Description of the task: Write the number of lines holding the word "JSON", and nothing else.
** start of Information shown **
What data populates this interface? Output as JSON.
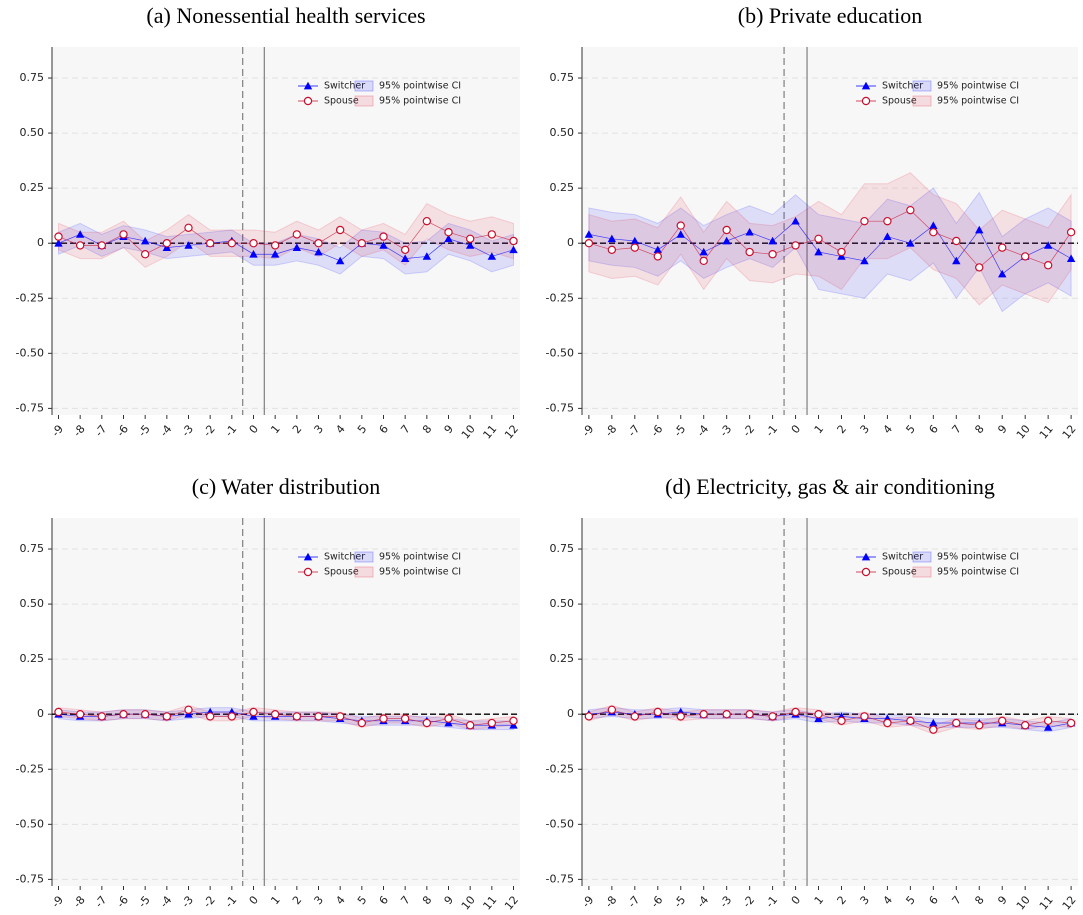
{
  "chart_data": [
    {
      "type": "line",
      "title": "(a) Nonessential health services",
      "x": [
        -9,
        -8,
        -7,
        -6,
        -5,
        -4,
        -3,
        -2,
        -1,
        0,
        1,
        2,
        3,
        4,
        5,
        6,
        7,
        8,
        9,
        10,
        11,
        12
      ],
      "xlim": [
        -9.3,
        12.3
      ],
      "xticks": [
        -9,
        -8,
        -7,
        -6,
        -5,
        -4,
        -3,
        -2,
        -1,
        0,
        1,
        2,
        3,
        4,
        5,
        6,
        7,
        8,
        9,
        10,
        11,
        12
      ],
      "ylim": [
        -0.78,
        0.85
      ],
      "yticks": [
        0.75,
        {
          "value": 0.5,
          "label": "0.50"
        },
        0.25,
        0,
        -0.25,
        {
          "value": -0.5,
          "label": "-0.50"
        },
        -0.75
      ],
      "grid": true,
      "hline": 0,
      "vlines": [
        {
          "x": -0.5,
          "style": "dashed"
        },
        {
          "x": 0.5,
          "style": "solid"
        }
      ],
      "legend": "upper right",
      "series": [
        {
          "name": "Switcher",
          "color": "#0000ff",
          "marker": "triangle",
          "values": [
            0,
            0.04,
            -0.01,
            0.03,
            0.01,
            -0.02,
            -0.01,
            0,
            0.01,
            -0.05,
            -0.05,
            -0.02,
            -0.04,
            -0.08,
            0,
            -0.01,
            -0.07,
            -0.06,
            0.02,
            -0.01,
            -0.06,
            -0.03
          ]
        },
        {
          "name": "Spouse",
          "color": "#c8102e",
          "marker": "circle",
          "values": [
            0.03,
            -0.01,
            -0.01,
            0.04,
            -0.05,
            0,
            0.07,
            0,
            0,
            0,
            -0.01,
            0.04,
            0,
            0.06,
            0,
            0.03,
            -0.03,
            0.1,
            0.05,
            0.02,
            0.04,
            0.01
          ]
        },
        {
          "name": "95% pointwise CI",
          "kind": "band",
          "color": "#0000ff",
          "lower": [
            -0.05,
            -0.01,
            -0.06,
            -0.02,
            -0.04,
            -0.07,
            -0.06,
            -0.05,
            -0.04,
            -0.1,
            -0.1,
            -0.08,
            -0.1,
            -0.14,
            -0.06,
            -0.07,
            -0.14,
            -0.13,
            -0.05,
            -0.08,
            -0.13,
            -0.1
          ],
          "upper": [
            0.05,
            0.09,
            0.04,
            0.08,
            0.06,
            0.03,
            0.04,
            0.05,
            0.06,
            0,
            0,
            0.04,
            0.02,
            -0.02,
            0.06,
            0.05,
            0,
            0.01,
            0.09,
            0.06,
            0.01,
            0.04
          ]
        },
        {
          "name": "95% pointwise CI",
          "kind": "band",
          "color": "#e0102e",
          "lower": [
            -0.03,
            -0.07,
            -0.07,
            -0.02,
            -0.11,
            -0.06,
            0.01,
            -0.06,
            -0.06,
            -0.06,
            -0.07,
            -0.02,
            -0.06,
            0,
            -0.06,
            -0.03,
            -0.1,
            0.02,
            -0.03,
            -0.06,
            -0.04,
            -0.07
          ],
          "upper": [
            0.09,
            0.05,
            0.05,
            0.1,
            0.01,
            0.06,
            0.13,
            0.06,
            0.06,
            0.06,
            0.05,
            0.1,
            0.06,
            0.12,
            0.06,
            0.09,
            0.04,
            0.18,
            0.13,
            0.1,
            0.12,
            0.09
          ]
        }
      ]
    },
    {
      "type": "line",
      "title": "(b) Private education",
      "x": [
        -9,
        -8,
        -7,
        -6,
        -5,
        -4,
        -3,
        -2,
        -1,
        0,
        1,
        2,
        3,
        4,
        5,
        6,
        7,
        8,
        9,
        10,
        11,
        12
      ],
      "xlim": [
        -9.3,
        12.3
      ],
      "xticks": [
        -9,
        -8,
        -7,
        -6,
        -5,
        -4,
        -3,
        -2,
        -1,
        0,
        1,
        2,
        3,
        4,
        5,
        6,
        7,
        8,
        9,
        10,
        11,
        12
      ],
      "ylim": [
        -0.78,
        0.85
      ],
      "yticks": [
        0.75,
        {
          "value": 0.5,
          "label": "0.50"
        },
        0.25,
        0,
        -0.25,
        {
          "value": -0.5,
          "label": "-0.50"
        },
        -0.75
      ],
      "grid": true,
      "hline": 0,
      "vlines": [
        {
          "x": -0.5,
          "style": "dashed"
        },
        {
          "x": 0.5,
          "style": "solid"
        }
      ],
      "legend": "upper right",
      "series": [
        {
          "name": "Switcher",
          "color": "#0000ff",
          "marker": "triangle",
          "values": [
            0.04,
            0.02,
            0.01,
            -0.03,
            0.04,
            -0.04,
            0.01,
            0.05,
            0.01,
            0.1,
            -0.04,
            -0.06,
            -0.08,
            0.03,
            0,
            0.08,
            -0.08,
            0.06,
            -0.14,
            -0.06,
            -0.01,
            -0.07
          ]
        },
        {
          "name": "Spouse",
          "color": "#c8102e",
          "marker": "circle",
          "values": [
            0,
            -0.03,
            -0.02,
            -0.06,
            0.08,
            -0.08,
            0.06,
            -0.04,
            -0.05,
            -0.01,
            0.02,
            -0.04,
            0.1,
            0.1,
            0.15,
            0.05,
            0.01,
            -0.11,
            -0.02,
            -0.06,
            -0.1,
            0.05
          ]
        },
        {
          "name": "95% pointwise CI",
          "kind": "band",
          "color": "#0000ff",
          "lower": [
            -0.08,
            -0.1,
            -0.11,
            -0.15,
            -0.08,
            -0.16,
            -0.11,
            -0.07,
            -0.11,
            -0.02,
            -0.21,
            -0.23,
            -0.25,
            -0.14,
            -0.17,
            -0.09,
            -0.25,
            -0.11,
            -0.31,
            -0.23,
            -0.18,
            -0.24
          ],
          "upper": [
            0.16,
            0.14,
            0.13,
            0.09,
            0.16,
            0.08,
            0.13,
            0.17,
            0.13,
            0.22,
            0.13,
            0.11,
            0.09,
            0.2,
            0.17,
            0.25,
            0.09,
            0.23,
            0.03,
            0.11,
            0.16,
            0.1
          ]
        },
        {
          "name": "95% pointwise CI",
          "kind": "band",
          "color": "#e0102e",
          "lower": [
            -0.13,
            -0.16,
            -0.15,
            -0.19,
            -0.05,
            -0.21,
            -0.07,
            -0.17,
            -0.18,
            -0.14,
            -0.15,
            -0.21,
            -0.07,
            -0.07,
            -0.02,
            -0.12,
            -0.16,
            -0.28,
            -0.19,
            -0.23,
            -0.27,
            -0.12
          ],
          "upper": [
            0.13,
            0.1,
            0.11,
            0.07,
            0.21,
            0.05,
            0.19,
            0.09,
            0.08,
            0.12,
            0.19,
            0.13,
            0.27,
            0.27,
            0.32,
            0.22,
            0.18,
            0.06,
            0.15,
            0.11,
            0.07,
            0.22
          ]
        }
      ]
    },
    {
      "type": "line",
      "title": "(c) Water distribution",
      "x": [
        -9,
        -8,
        -7,
        -6,
        -5,
        -4,
        -3,
        -2,
        -1,
        0,
        1,
        2,
        3,
        4,
        5,
        6,
        7,
        8,
        9,
        10,
        11,
        12
      ],
      "xlim": [
        -9.3,
        12.3
      ],
      "xticks": [
        -9,
        -8,
        -7,
        -6,
        -5,
        -4,
        -3,
        -2,
        -1,
        0,
        1,
        2,
        3,
        4,
        5,
        6,
        7,
        8,
        9,
        10,
        11,
        12
      ],
      "ylim": [
        -0.78,
        0.85
      ],
      "yticks": [
        0.75,
        {
          "value": 0.5,
          "label": "0.50"
        },
        0.25,
        0,
        -0.25,
        {
          "value": -0.5,
          "label": "-0.50"
        },
        -0.75
      ],
      "grid": true,
      "hline": 0,
      "vlines": [
        {
          "x": -0.5,
          "style": "dashed"
        },
        {
          "x": 0.5,
          "style": "solid"
        }
      ],
      "legend": "upper right",
      "series": [
        {
          "name": "Switcher",
          "color": "#0000ff",
          "marker": "triangle",
          "values": [
            0,
            -0.01,
            -0.01,
            0,
            0,
            -0.01,
            0,
            0.01,
            0.01,
            -0.01,
            -0.01,
            -0.01,
            -0.01,
            -0.02,
            -0.03,
            -0.03,
            -0.03,
            -0.03,
            -0.04,
            -0.05,
            -0.05,
            -0.05
          ]
        },
        {
          "name": "Spouse",
          "color": "#c8102e",
          "marker": "circle",
          "values": [
            0.01,
            0,
            -0.01,
            0,
            0,
            -0.01,
            0.02,
            -0.01,
            -0.01,
            0.01,
            0,
            -0.01,
            -0.01,
            -0.01,
            -0.04,
            -0.02,
            -0.02,
            -0.04,
            -0.02,
            -0.05,
            -0.04,
            -0.03
          ]
        },
        {
          "name": "95% pointwise CI",
          "kind": "band",
          "color": "#0000ff",
          "lower": [
            -0.02,
            -0.03,
            -0.03,
            -0.02,
            -0.02,
            -0.03,
            -0.02,
            -0.01,
            -0.01,
            -0.03,
            -0.03,
            -0.03,
            -0.03,
            -0.04,
            -0.05,
            -0.05,
            -0.05,
            -0.05,
            -0.06,
            -0.07,
            -0.07,
            -0.07
          ],
          "upper": [
            0.02,
            0.01,
            0.01,
            0.02,
            0.02,
            0.01,
            0.02,
            0.03,
            0.03,
            0.01,
            0.01,
            0.01,
            0.01,
            0,
            -0.01,
            -0.01,
            -0.01,
            -0.01,
            -0.02,
            -0.03,
            -0.03,
            -0.03
          ]
        },
        {
          "name": "95% pointwise CI",
          "kind": "band",
          "color": "#e0102e",
          "lower": [
            -0.01,
            -0.02,
            -0.03,
            -0.02,
            -0.02,
            -0.03,
            0,
            -0.03,
            -0.03,
            -0.01,
            -0.02,
            -0.03,
            -0.03,
            -0.03,
            -0.06,
            -0.04,
            -0.04,
            -0.06,
            -0.04,
            -0.07,
            -0.06,
            -0.05
          ],
          "upper": [
            0.03,
            0.02,
            0.01,
            0.02,
            0.02,
            0.01,
            0.04,
            0.01,
            0.01,
            0.03,
            0.02,
            0.01,
            0.01,
            0.01,
            -0.02,
            0,
            0,
            -0.02,
            0,
            -0.03,
            -0.02,
            -0.01
          ]
        }
      ]
    },
    {
      "type": "line",
      "title": "(d) Electricity, gas & air conditioning",
      "x": [
        -9,
        -8,
        -7,
        -6,
        -5,
        -4,
        -3,
        -2,
        -1,
        0,
        1,
        2,
        3,
        4,
        5,
        6,
        7,
        8,
        9,
        10,
        11,
        12
      ],
      "xlim": [
        -9.3,
        12.3
      ],
      "xticks": [
        -9,
        -8,
        -7,
        -6,
        -5,
        -4,
        -3,
        -2,
        -1,
        0,
        1,
        2,
        3,
        4,
        5,
        6,
        7,
        8,
        9,
        10,
        11,
        12
      ],
      "ylim": [
        -0.78,
        0.85
      ],
      "yticks": [
        0.75,
        {
          "value": 0.5,
          "label": "0.50"
        },
        0.25,
        0,
        -0.25,
        {
          "value": -0.5,
          "label": "-0.50"
        },
        -0.75
      ],
      "grid": true,
      "hline": 0,
      "vlines": [
        {
          "x": -0.5,
          "style": "dashed"
        },
        {
          "x": 0.5,
          "style": "solid"
        }
      ],
      "legend": "upper right",
      "series": [
        {
          "name": "Switcher",
          "color": "#0000ff",
          "marker": "triangle",
          "values": [
            0,
            0.01,
            0,
            0,
            0.01,
            0,
            0,
            0,
            -0.01,
            0,
            -0.02,
            -0.01,
            -0.02,
            -0.02,
            -0.03,
            -0.04,
            -0.04,
            -0.04,
            -0.04,
            -0.05,
            -0.06,
            -0.04
          ]
        },
        {
          "name": "Spouse",
          "color": "#c8102e",
          "marker": "circle",
          "values": [
            -0.01,
            0.02,
            -0.01,
            0.01,
            -0.01,
            0,
            0,
            0,
            -0.01,
            0.01,
            0,
            -0.03,
            -0.01,
            -0.04,
            -0.03,
            -0.07,
            -0.04,
            -0.05,
            -0.03,
            -0.05,
            -0.03,
            -0.04
          ]
        },
        {
          "name": "95% pointwise CI",
          "kind": "band",
          "color": "#0000ff",
          "lower": [
            -0.02,
            -0.01,
            -0.02,
            -0.02,
            -0.01,
            -0.02,
            -0.02,
            -0.02,
            -0.03,
            -0.02,
            -0.04,
            -0.03,
            -0.04,
            -0.04,
            -0.05,
            -0.06,
            -0.06,
            -0.06,
            -0.06,
            -0.07,
            -0.08,
            -0.06
          ],
          "upper": [
            0.02,
            0.03,
            0.02,
            0.02,
            0.03,
            0.02,
            0.02,
            0.02,
            0.01,
            0.02,
            0,
            0.01,
            0,
            0,
            -0.01,
            -0.02,
            -0.02,
            -0.02,
            -0.02,
            -0.03,
            -0.04,
            -0.02
          ]
        },
        {
          "name": "95% pointwise CI",
          "kind": "band",
          "color": "#e0102e",
          "lower": [
            -0.03,
            0,
            -0.03,
            -0.01,
            -0.03,
            -0.02,
            -0.02,
            -0.02,
            -0.03,
            -0.01,
            -0.02,
            -0.05,
            -0.03,
            -0.06,
            -0.05,
            -0.09,
            -0.06,
            -0.07,
            -0.05,
            -0.07,
            -0.05,
            -0.06
          ],
          "upper": [
            0.01,
            0.04,
            0.01,
            0.03,
            0.01,
            0.02,
            0.02,
            0.02,
            0.01,
            0.03,
            0.02,
            -0.01,
            0.01,
            -0.02,
            -0.01,
            -0.05,
            -0.02,
            -0.03,
            -0.01,
            -0.03,
            -0.01,
            -0.02
          ]
        }
      ]
    }
  ]
}
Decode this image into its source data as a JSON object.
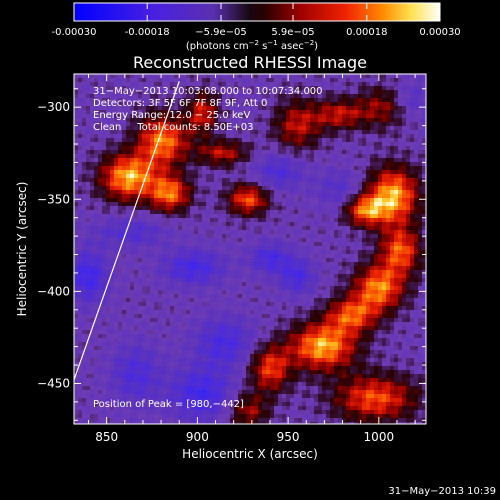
** end of Information shown **
Reply: 2